▸ Work instructions
Determine which lines of the records include the word "relation", and copy them.

▸ Data lines
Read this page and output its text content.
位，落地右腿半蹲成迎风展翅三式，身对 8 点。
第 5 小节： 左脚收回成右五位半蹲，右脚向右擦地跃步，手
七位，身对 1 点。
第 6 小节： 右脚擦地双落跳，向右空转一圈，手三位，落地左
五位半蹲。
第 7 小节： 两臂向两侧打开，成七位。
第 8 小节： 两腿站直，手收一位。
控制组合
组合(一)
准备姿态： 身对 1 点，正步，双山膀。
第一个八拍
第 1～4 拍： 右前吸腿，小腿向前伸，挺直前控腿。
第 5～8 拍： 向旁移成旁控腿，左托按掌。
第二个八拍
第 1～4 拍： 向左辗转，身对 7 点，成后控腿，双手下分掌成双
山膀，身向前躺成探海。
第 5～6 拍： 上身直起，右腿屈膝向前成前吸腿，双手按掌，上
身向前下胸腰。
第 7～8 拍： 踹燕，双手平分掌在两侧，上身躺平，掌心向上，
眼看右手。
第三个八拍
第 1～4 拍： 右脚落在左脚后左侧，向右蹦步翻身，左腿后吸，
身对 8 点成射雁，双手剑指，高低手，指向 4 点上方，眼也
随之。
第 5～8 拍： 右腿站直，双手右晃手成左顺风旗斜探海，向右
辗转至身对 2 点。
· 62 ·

...

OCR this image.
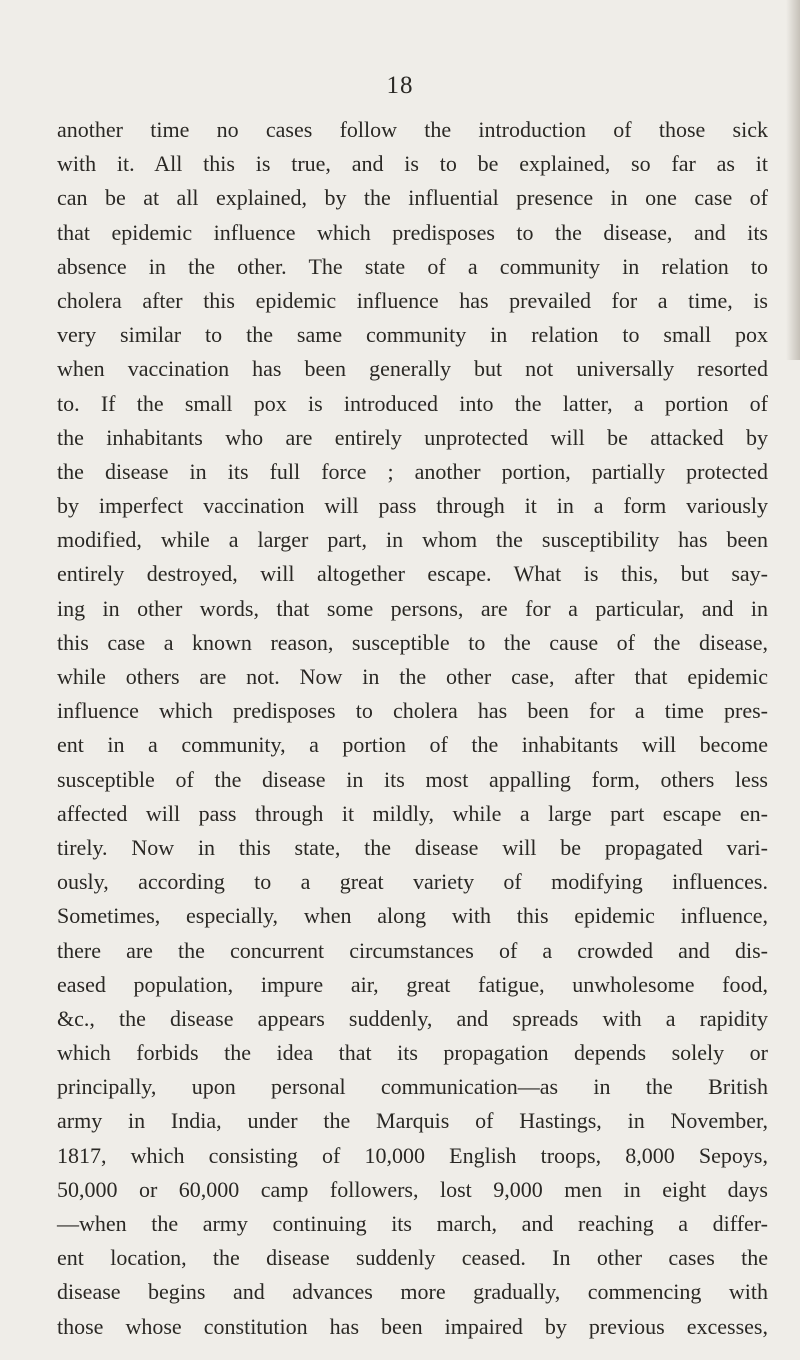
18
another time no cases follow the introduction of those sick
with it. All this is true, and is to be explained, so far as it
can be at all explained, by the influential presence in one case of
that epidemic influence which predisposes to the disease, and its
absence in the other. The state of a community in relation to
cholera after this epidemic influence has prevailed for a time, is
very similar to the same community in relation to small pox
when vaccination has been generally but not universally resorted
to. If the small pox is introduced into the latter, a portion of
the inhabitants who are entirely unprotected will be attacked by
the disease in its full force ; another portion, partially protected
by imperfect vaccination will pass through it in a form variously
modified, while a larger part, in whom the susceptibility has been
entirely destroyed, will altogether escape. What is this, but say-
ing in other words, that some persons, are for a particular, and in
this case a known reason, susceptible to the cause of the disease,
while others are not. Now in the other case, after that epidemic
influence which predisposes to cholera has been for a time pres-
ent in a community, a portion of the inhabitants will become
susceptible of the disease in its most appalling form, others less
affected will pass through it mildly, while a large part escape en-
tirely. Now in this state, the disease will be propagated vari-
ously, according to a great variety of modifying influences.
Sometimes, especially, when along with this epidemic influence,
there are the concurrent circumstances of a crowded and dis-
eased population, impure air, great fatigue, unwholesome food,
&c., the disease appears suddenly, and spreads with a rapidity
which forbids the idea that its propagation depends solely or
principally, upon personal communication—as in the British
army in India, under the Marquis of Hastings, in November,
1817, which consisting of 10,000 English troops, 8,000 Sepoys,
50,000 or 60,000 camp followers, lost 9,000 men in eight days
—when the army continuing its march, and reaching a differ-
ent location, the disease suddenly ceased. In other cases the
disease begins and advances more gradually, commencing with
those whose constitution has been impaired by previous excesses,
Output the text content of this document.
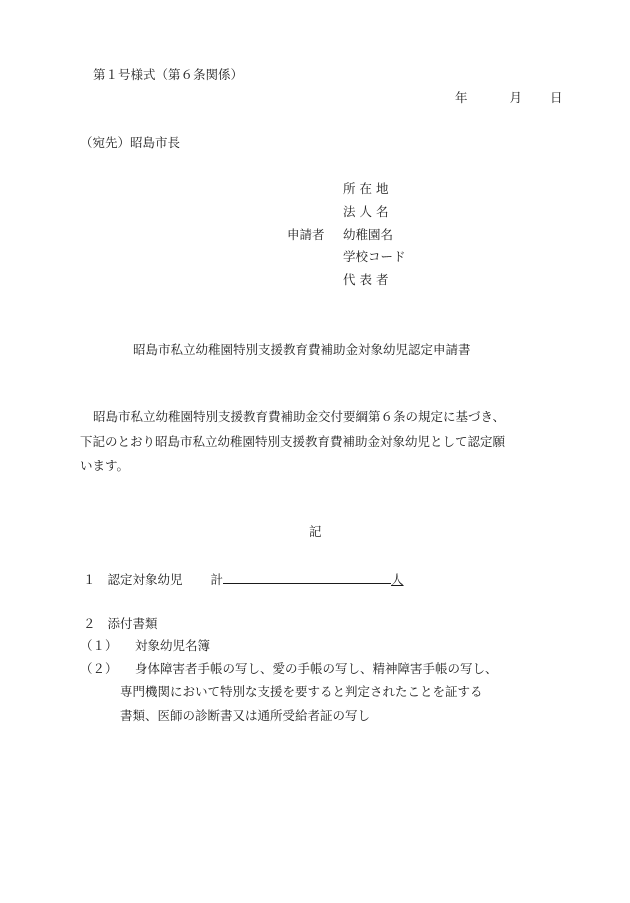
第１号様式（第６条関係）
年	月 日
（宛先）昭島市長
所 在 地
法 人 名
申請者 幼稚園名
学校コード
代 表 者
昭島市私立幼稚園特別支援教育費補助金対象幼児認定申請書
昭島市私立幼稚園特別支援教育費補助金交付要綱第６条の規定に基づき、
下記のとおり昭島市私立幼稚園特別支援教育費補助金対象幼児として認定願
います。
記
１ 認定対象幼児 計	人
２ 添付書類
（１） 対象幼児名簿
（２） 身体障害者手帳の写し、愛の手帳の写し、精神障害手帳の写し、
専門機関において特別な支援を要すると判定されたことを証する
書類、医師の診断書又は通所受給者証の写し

==

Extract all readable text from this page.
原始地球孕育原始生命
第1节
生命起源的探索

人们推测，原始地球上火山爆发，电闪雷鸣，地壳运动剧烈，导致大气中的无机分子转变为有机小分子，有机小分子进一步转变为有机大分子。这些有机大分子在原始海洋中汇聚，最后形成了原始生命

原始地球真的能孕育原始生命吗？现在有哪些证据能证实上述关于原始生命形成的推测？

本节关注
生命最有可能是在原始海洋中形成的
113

▸ Result
absence in the other. The state of a community in relation to
very similar to the same community in relation to small pox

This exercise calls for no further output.